++++ Entries supplied ++++
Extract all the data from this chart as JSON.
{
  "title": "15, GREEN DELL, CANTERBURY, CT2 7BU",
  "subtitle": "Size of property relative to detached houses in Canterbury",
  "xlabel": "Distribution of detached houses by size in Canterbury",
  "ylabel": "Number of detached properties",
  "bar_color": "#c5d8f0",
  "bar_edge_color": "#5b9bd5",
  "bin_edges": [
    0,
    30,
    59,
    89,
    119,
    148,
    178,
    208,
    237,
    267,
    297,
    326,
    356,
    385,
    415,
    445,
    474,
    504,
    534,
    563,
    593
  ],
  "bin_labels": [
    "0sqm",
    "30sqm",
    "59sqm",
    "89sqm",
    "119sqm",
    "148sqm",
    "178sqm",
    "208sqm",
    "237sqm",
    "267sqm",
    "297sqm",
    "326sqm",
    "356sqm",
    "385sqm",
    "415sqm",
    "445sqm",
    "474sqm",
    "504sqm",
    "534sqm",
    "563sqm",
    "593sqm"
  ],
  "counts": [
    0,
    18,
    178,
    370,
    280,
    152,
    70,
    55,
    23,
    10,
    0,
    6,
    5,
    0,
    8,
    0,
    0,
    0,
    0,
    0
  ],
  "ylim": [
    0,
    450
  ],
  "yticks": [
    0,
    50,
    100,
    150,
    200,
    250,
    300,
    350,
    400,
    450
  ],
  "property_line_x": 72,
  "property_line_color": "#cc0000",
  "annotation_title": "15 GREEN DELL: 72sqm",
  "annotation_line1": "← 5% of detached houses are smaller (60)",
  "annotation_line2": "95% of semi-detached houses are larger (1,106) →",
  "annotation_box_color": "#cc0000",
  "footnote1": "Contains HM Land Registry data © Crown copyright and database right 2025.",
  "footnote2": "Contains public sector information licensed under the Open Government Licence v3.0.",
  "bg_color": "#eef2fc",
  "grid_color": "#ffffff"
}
++++
Report the number of lines in the entries above that include the string "DELL". Give nothing but the number.

2